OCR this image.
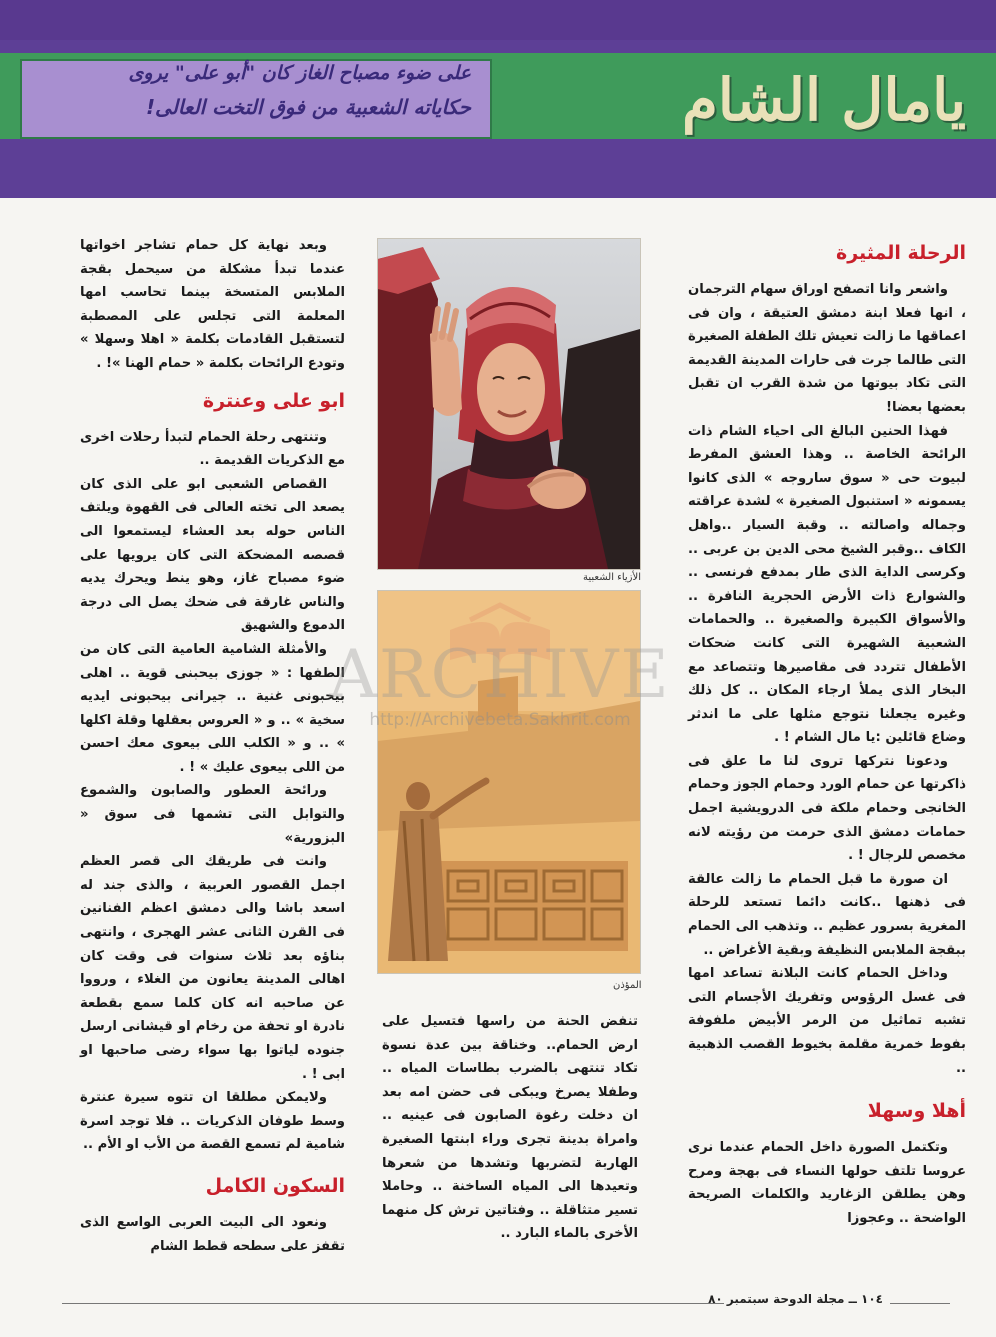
على ضوء مصباح الغاز كان "أبو على" يروى
حكاياته الشعبية من فوق التخت العالى!	يامال الشام

الرحلة المثيرة

واشعر وانا اتصفح اوراق سهام الترجمان ، انها فعلا ابنة دمشق العتيقة ، وان فى اعماقها ما زالت تعيش تلك الطفلة الصغيرة التى طالما جرت فى حارات المدينة القديمة التى تكاد بيوتها من شدة القرب ان تقبل بعضها بعضا!

فهذا الحنين البالغ الى احياء الشام ذات الرائحة الخاصة .. وهذا العشق المفرط لبيوت حى « سوق ساروجه » الذى كانوا يسمونه « استنبول الصغيرة » لشدة عراقته وجماله واصالته .. وقبة السيار ..واهل الكاف ..وقبر الشيخ محى الدين بن عربى .. وكرسى الداية الذى طار بمدفع فرنسى .. والشوارع ذات الأرض الحجرية النافرة .. والأسواق الكبيرة والصغيرة .. والحمامات الشعبية الشهيرة التى كانت ضحكات الأطفال تتردد فى مقاصيرها وتتصاعد مع البخار الذى يملأ ارجاء المكان .. كل ذلك وغيره يجعلنا نتوجع مثلها على ما اندثر وضاع قائلين :يا مال الشام ! .

ودعونا نتركها تروى لنا ما علق فى ذاكرتها عن حمام الورد وحمام الجوز وحمام الخانجى وحمام ملكة فى الدرويشية اجمل حمامات دمشق الذى حرمت من رؤيته لانه مخصص للرجال ! .

ان صورة ما قبل الحمام ما زالت عالقة فى ذهنها ..كانت دائما تستعد للرحلة المغرية بسرور عظيم .. وتذهب الى الحمام ببقجة الملابس النظيفة وبقية الأغراض ..

وداخل الحمام كانت البلانة تساعد امها فى غسل الرؤوس وتفريك الأجسام التى تشبه تماثيل من الرمر الأبيض ملفوفة بفوط خمرية مقلمة بخيوط القصب الذهبية ..

أهلا وسهلا

وتكتمل الصورة داخل الحمام عندما نرى عروسا تلتف حولها النساء فى بهجة ومرح وهن يطلقن الزغاريد والكلمات الصريحة الواضحة .. وعجوزا

الأزياء الشعبية
المؤذن

تنفض الحنة من راسها فتسيل على ارض الحمام.. وخناقة بين عدة نسوة تكاد تنتهى بالضرب بطاسات المياه .. وطفلا يصرخ ويبكى فى حضن امه بعد ان دخلت رغوة الصابون فى عينيه .. وامراة بدينة تجرى وراء ابنتها الصغيرة الهاربة لتضربها وتشدها من شعرها وتعيدها الى المياه الساخنة .. وحاملا تسير متثاقلة .. وفتاتين ترش كل منهما الأخرى بالماء البارد ..

وبعد نهاية كل حمام تشاجر اخواتها عندما تبدأ مشكلة من سيحمل بقجة الملابس المتسخة بينما تحاسب امها المعلمة التى تجلس على المصطبة لتستقبل القادمات بكلمة « اهلا وسهلا » وتودع الرائحات بكلمة « حمام الهنا »! .

ابو على وعنترة

وتنتهى رحلة الحمام لتبدأ رحلات اخرى مع الذكريات القديمة ..

القصاص الشعبى ابو على الذى كان يصعد الى تخته العالى فى القهوة ويلتف الناس حوله بعد العشاء ليستمعوا الى قصصه المضحكة التى كان يرويها على ضوء مصباح غاز، وهو ينط ويحرك يديه والناس غارقة فى ضحك يصل الى درجة الدموع والشهيق

والأمثلة الشامية العامية التى كان من الطفها : « جوزى بيحبنى قوية .. اهلى بيحبونى غنية .. جيرانى بيحبونى ايديه سخية » .. و « العروس بعقلها وقلة اكلها » .. و « الكلب اللى بيعوى معك احسن من اللى بيعوى عليك » ! .

ورائحة العطور والصابون والشموع والتوابل التى تشمها فى سوق « البزورية»

وانت فى طريقك الى قصر العظم اجمل القصور العربية ، والذى جند له اسعد باشا والى دمشق اعظم الفنانين فى القرن الثانى عشر الهجرى ، وانتهى بناؤه بعد ثلاث سنوات فى وقت كان اهالى المدينة يعانون من الغلاء ، ورووا عن صاحبه انه كان كلما سمع بقطعة نادرة او تحفة من رخام او قيشانى ارسل جنوده لياتوا بها سواء رضى صاحبها او ابى ! .

ولايمكن مطلقا ان تتوه سيرة عنترة وسط طوفان الذكريات .. فلا توجد اسرة شامية لم تسمع القصة من الأب او الأم ..

السكون الكامل

ونعود الى البيت العربى الواسع الذى تقفز على سطحه قطط الشام

ARCHIVE
http://Archivebeta.Sakhrit.com
١٠٤ ــ مجلة الدوحة سبتمبر ٨٠
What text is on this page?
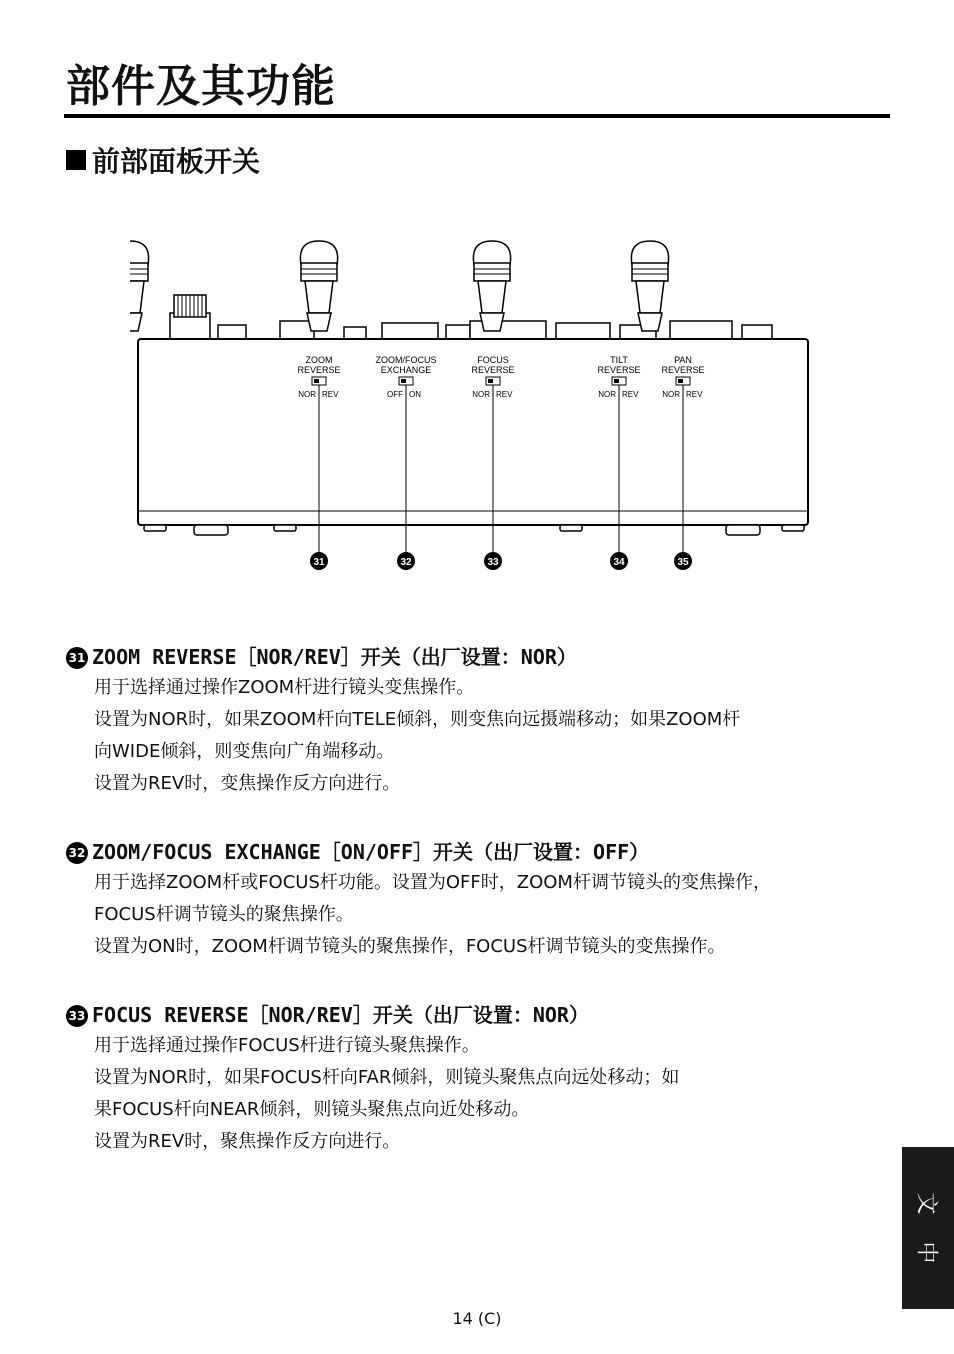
部件及其功能
前部面板开关
ZOOM
REVERSE
NOR REV
31
ZOOM/FOCUS
EXCHANGE
OFF ON
32
FOCUS
REVERSE
NOR REV
33
TILT
REVERSE
NOR REV
34
PAN
REVERSE
NOR REV
35
31 ZOOM REVERSE［NOR/REV］开关（出厂设置：NOR）
用于选择通过操作ZOOM杆进行镜头变焦操作。
设置为NOR时，如果ZOOM杆向TELE倾斜，则变焦向远摄端移动；如果ZOOM杆
向WIDE倾斜，则变焦向广角端移动。
设置为REV时，变焦操作反方向进行。
32 ZOOM/FOCUS EXCHANGE［ON/OFF］开关（出厂设置：OFF）
用于选择ZOOM杆或FOCUS杆功能。设置为OFF时，ZOOM杆调节镜头的变焦操作，
FOCUS杆调节镜头的聚焦操作。
设置为ON时，ZOOM杆调节镜头的聚焦操作，FOCUS杆调节镜头的变焦操作。
33 FOCUS REVERSE［NOR/REV］开关（出厂设置：NOR）
用于选择通过操作FOCUS杆进行镜头聚焦操作。
设置为NOR时，如果FOCUS杆向FAR倾斜，则镜头聚焦点向远处移动；如
果FOCUS杆向NEAR倾斜，则镜头聚焦点向近处移动。
设置为REV时，聚焦操作反方向进行。
文
中
14 (C)
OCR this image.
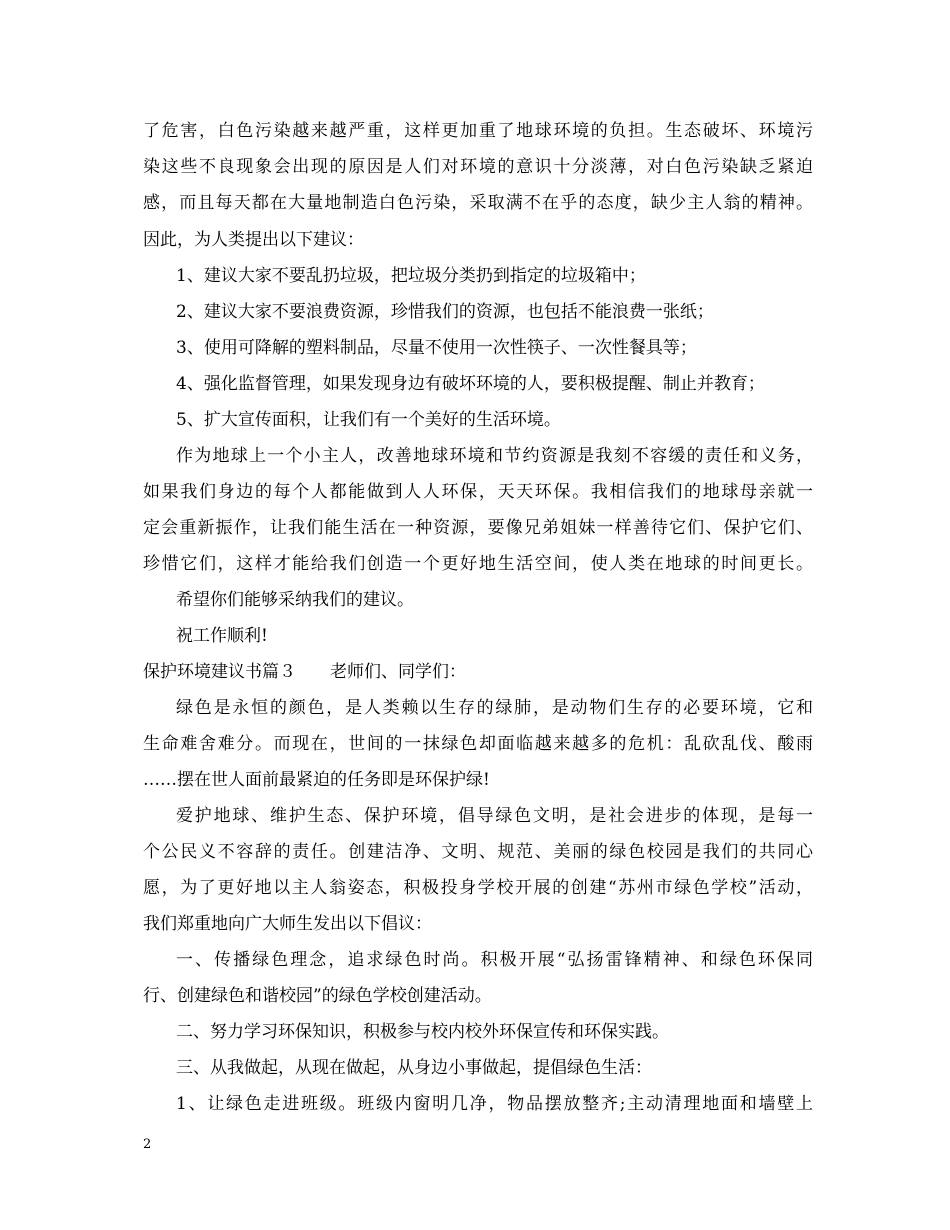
了危害，白色污染越来越严重，这样更加重了地球环境的负担。生态破坏、环境污
染这些不良现象会出现的原因是人们对环境的意识十分淡薄，对白色污染缺乏紧迫
感，而且每天都在大量地制造白色污染，采取满不在乎的态度，缺少主人翁的精神。
因此，为人类提出以下建议：
1、建议大家不要乱扔垃圾，把垃圾分类扔到指定的垃圾箱中；
2、建议大家不要浪费资源，珍惜我们的资源，也包括不能浪费一张纸；
3、使用可降解的塑料制品，尽量不使用一次性筷子、一次性餐具等；
4、强化监督管理，如果发现身边有破坏环境的人，要积极提醒、制止并教育；
5、扩大宣传面积，让我们有一个美好的生活环境。
作为地球上一个小主人，改善地球环境和节约资源是我刻不容缓的责任和义务，
如果我们身边的每个人都能做到人人环保，天天环保。我相信我们的地球母亲就一
定会重新振作，让我们能生活在一种资源，要像兄弟姐妹一样善待它们、保护它们、
珍惜它们，这样才能给我们创造一个更好地生活空间，使人类在地球的时间更长。
希望你们能够采纳我们的建议。
祝工作顺利!
保护环境建议书篇３　　老师们、同学们：
绿色是永恒的颜色，是人类赖以生存的绿肺，是动物们生存的必要环境，它和
生命难舍难分。而现在，世间的一抹绿色却面临越来越多的危机：乱砍乱伐、酸雨
……摆在世人面前最紧迫的任务即是环保护绿!
爱护地球、维护生态、保护环境，倡导绿色文明，是社会进步的体现，是每一
个公民义不容辞的责任。创建洁净、文明、规范、美丽的绿色校园是我们的共同心
愿，为了更好地以主人翁姿态，积极投身学校开展的创建“苏州市绿色学校”活动，
我们郑重地向广大师生发出以下倡议：
一、传播绿色理念，追求绿色时尚。积极开展“弘扬雷锋精神、和绿色环保同
行、创建绿色和谐校园”的绿色学校创建活动。
二、努力学习环保知识，积极参与校内校外环保宣传和环保实践。
三、从我做起，从现在做起，从身边小事做起，提倡绿色生活：
1、让绿色走进班级。班级内窗明几净，物品摆放整齐;主动清理地面和墙壁上
2
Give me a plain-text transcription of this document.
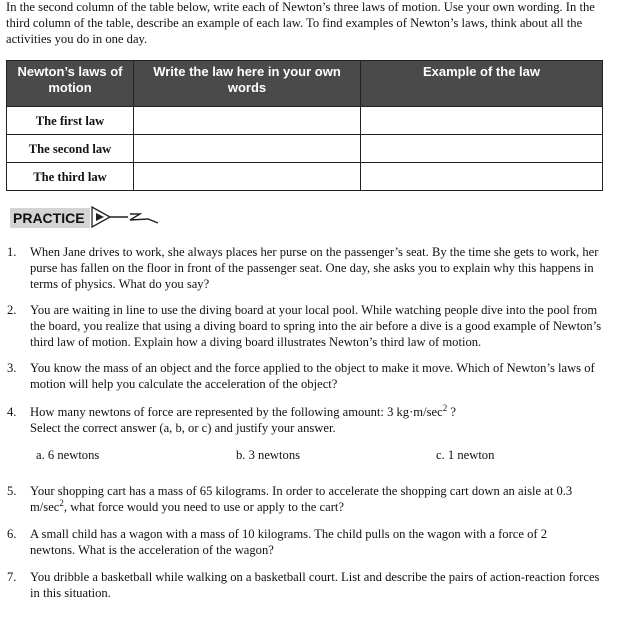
In the second column of the table below, write each of Newton’s three laws of motion. Use your own wording. In the third column of the table, describe an example of each law. To find examples of Newton’s laws, think about all the activities you do in one day.
Newton’s laws of motion	Write the law here in your own words	Example of the law
The first law		
The second law		
The third law		
PRACTICE
1. When Jane drives to work, she always places her purse on the passenger’s seat. By the time she gets to work, her purse has fallen on the floor in front of the passenger seat. One day, she asks you to explain why this happens in terms of physics. What do you say?
2. You are waiting in line to use the diving board at your local pool. While watching people dive into the pool from the board, you realize that using a diving board to spring into the air before a dive is a good example of Newton’s third law of motion. Explain how a diving board illustrates Newton’s third law of motion.
3. You know the mass of an object and the force applied to the object to make it move. Which of Newton’s laws of motion will help you calculate the acceleration of the object?
4. How many newtons of force are represented by the following amount: 3 $kg\cdot m/\sec^2$ ?
Select the correct answer (a, b, or c) and justify your answer.
a. 6 newtons	b. 3 newtons	c. 1 newton
5. Your shopping cart has a mass of 65 kilograms. In order to accelerate the shopping cart down an aisle at 0.3 $m/\sec^2$, what force would you need to use or apply to the cart?
6. A small child has a wagon with a mass of 10 kilograms. The child pulls on the wagon with a force of 2 newtons. What is the acceleration of the wagon?
7. You dribble a basketball while walking on a basketball court. List and describe the pairs of action-reaction forces in this situation.
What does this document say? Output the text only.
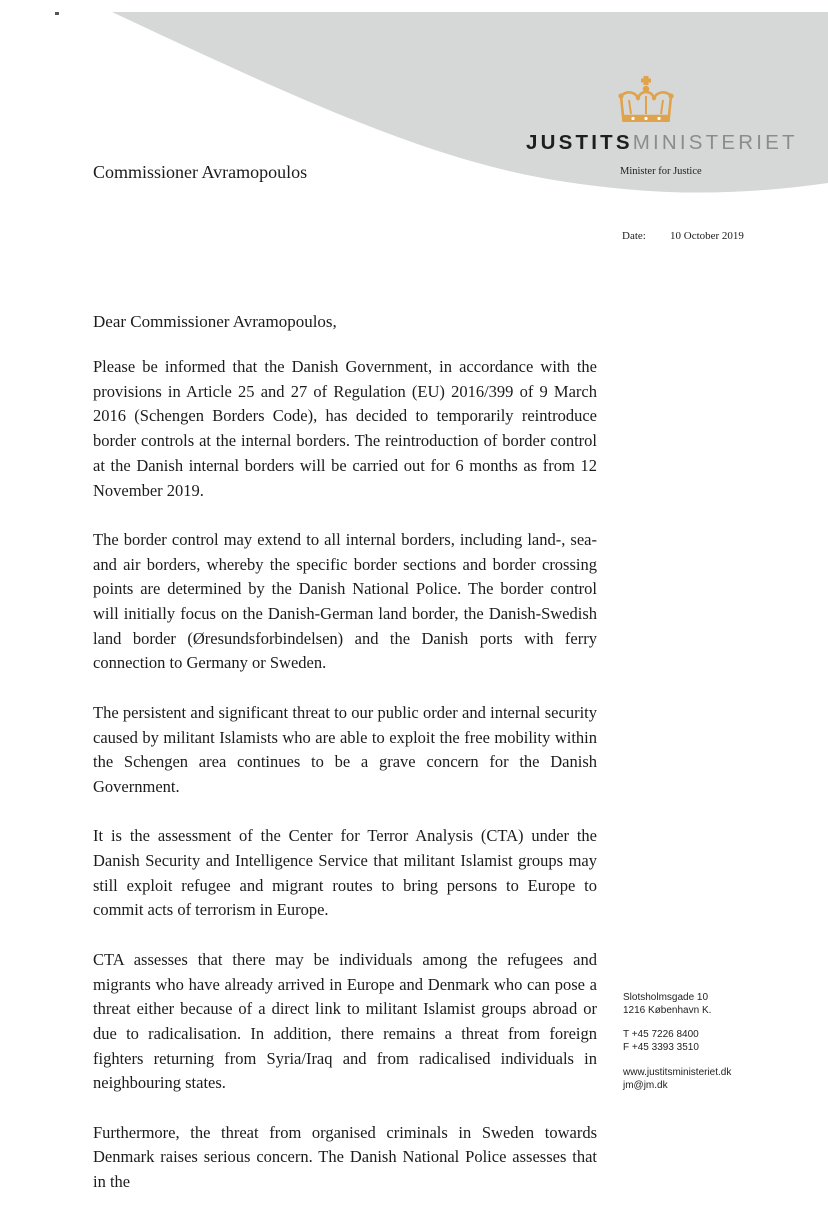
JUSTITSMINISTERIET
Minister for Justice
Commissioner Avramopoulos
Date: 10 October 2019
Dear Commissioner Avramopoulos,

Please be informed that the Danish Government, in accordance with the provisions in Article 25 and 27 of Regulation (EU) 2016/399 of 9 March 2016 (Schengen Borders Code), has decided to temporarily reintroduce border controls at the internal borders. The reintroduction of border control at the Danish internal borders will be carried out for 6 months as from 12 November 2019.

The border control may extend to all internal borders, including land-, sea- and air borders, whereby the specific border sections and border crossing points are determined by the Danish National Police. The border control will initially focus on the Danish-German land border, the Danish-Swedish land border (Øresundsforbindelsen) and the Danish ports with ferry connection to Germany or Sweden.

The persistent and significant threat to our public order and internal security caused by militant Islamists who are able to exploit the free mobility within the Schengen area continues to be a grave concern for the Danish Government.

It is the assessment of the Center for Terror Analysis (CTA) under the Danish Security and Intelligence Service that militant Islamist groups may still exploit refugee and migrant routes to bring persons to Europe to commit acts of terrorism in Europe.

CTA assesses that there may be individuals among the refugees and migrants who have already arrived in Europe and Denmark who can pose a threat either because of a direct link to militant Islamist groups abroad or due to radicalisation. In addition, there remains a threat from foreign fighters returning from Syria/Iraq and from radicalised individuals in neighbouring states.

Furthermore, the threat from organised criminals in Sweden towards Denmark raises serious concern. The Danish National Police assesses that in the

Slotsholmsgade 10
1216 København K.
T +45 7226 8400
F +45 3393 3510
www.justitsministeriet.dk
jm@jm.dk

------------

## INSTRUCTION
In the listing above, count each line that holds the string "document". Give the number only.

## WRITTEN REPLY
2